Stored records:
— begin —

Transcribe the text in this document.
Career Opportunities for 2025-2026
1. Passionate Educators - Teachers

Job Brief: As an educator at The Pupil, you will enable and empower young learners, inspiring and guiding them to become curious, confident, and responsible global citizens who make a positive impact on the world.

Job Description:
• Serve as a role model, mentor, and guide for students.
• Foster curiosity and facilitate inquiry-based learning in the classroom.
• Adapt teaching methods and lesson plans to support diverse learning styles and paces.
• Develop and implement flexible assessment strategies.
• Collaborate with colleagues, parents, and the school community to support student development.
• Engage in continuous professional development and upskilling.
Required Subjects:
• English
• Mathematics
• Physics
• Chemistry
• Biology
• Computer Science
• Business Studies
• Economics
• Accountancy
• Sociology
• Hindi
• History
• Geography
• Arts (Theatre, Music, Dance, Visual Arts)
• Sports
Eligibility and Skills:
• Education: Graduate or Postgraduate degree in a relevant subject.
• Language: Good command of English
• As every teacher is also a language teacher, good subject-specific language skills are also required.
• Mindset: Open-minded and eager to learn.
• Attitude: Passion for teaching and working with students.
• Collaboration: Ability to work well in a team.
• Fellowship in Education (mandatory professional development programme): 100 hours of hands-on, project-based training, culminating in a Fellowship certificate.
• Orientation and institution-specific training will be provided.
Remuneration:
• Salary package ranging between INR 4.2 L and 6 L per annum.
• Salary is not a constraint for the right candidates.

— end —
— begin —

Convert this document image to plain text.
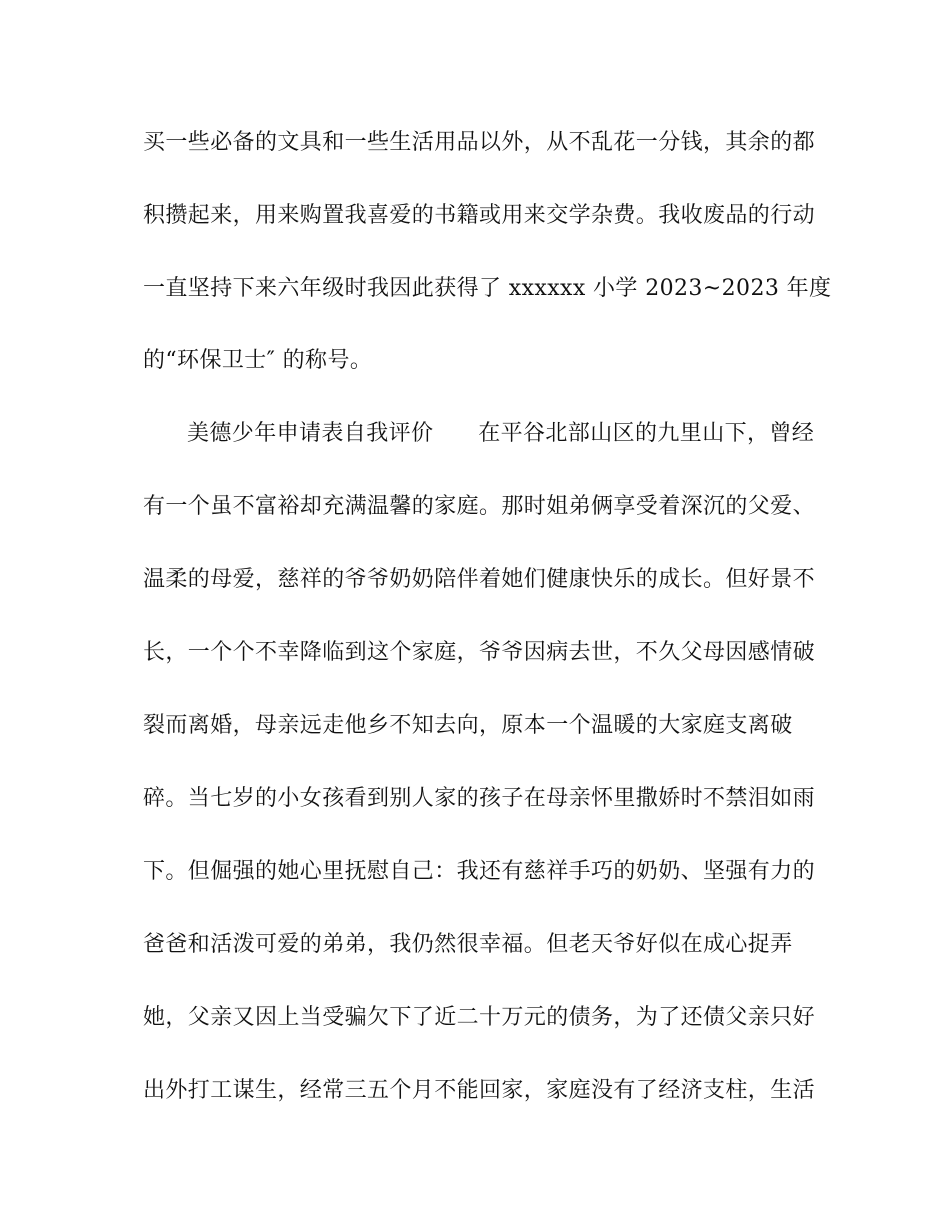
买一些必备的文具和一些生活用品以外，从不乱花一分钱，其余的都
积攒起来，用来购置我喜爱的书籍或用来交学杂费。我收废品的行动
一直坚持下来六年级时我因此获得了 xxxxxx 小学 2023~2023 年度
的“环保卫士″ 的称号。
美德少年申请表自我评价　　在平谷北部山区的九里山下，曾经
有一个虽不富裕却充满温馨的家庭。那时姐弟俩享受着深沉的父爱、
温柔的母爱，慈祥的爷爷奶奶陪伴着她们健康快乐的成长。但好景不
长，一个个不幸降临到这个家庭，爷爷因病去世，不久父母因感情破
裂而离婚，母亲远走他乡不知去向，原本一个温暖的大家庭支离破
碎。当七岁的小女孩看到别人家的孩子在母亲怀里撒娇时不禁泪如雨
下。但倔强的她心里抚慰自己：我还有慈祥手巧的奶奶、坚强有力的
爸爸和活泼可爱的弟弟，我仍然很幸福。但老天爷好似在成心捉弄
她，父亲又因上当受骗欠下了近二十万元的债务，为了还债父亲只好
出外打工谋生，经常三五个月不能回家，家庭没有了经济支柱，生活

— end —
— begin —

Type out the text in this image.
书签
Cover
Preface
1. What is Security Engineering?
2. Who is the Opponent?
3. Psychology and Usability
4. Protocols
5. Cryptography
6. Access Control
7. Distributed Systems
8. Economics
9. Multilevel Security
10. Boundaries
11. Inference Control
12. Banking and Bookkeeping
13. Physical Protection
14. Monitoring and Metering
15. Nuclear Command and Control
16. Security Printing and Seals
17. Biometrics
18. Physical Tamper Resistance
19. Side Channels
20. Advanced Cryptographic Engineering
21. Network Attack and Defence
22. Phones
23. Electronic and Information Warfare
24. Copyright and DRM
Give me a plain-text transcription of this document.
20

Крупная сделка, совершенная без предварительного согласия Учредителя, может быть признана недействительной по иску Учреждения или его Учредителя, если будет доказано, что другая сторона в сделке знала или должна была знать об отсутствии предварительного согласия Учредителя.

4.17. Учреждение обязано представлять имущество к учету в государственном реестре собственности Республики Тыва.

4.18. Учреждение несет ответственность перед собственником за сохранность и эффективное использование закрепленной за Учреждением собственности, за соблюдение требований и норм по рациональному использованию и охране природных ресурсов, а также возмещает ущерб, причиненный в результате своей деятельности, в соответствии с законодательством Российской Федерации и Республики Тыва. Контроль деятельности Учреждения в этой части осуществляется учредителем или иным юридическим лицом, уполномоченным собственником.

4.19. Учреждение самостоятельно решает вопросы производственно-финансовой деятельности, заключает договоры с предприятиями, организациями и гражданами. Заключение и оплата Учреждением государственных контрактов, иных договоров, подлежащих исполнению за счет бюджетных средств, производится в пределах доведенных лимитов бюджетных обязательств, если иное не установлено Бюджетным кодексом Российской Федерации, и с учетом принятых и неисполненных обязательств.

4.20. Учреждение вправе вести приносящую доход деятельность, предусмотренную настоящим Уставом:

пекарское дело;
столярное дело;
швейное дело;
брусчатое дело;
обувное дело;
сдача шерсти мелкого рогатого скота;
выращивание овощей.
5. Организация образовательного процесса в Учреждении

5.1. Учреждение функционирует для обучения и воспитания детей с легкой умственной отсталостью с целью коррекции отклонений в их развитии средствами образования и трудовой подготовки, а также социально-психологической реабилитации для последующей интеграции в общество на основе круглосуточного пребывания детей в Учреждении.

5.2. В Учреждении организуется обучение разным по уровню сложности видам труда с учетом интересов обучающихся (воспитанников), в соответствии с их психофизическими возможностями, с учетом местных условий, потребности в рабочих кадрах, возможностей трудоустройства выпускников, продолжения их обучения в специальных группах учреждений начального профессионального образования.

— end —

TASK TO COMPLETE:
Using the listing above, show every line that includes the string "text".

RESPONSE:
Transcribe the text in this document.
Convert this document image to plain text.
Type out the text in this image.
Give me a plain-text transcription of this document.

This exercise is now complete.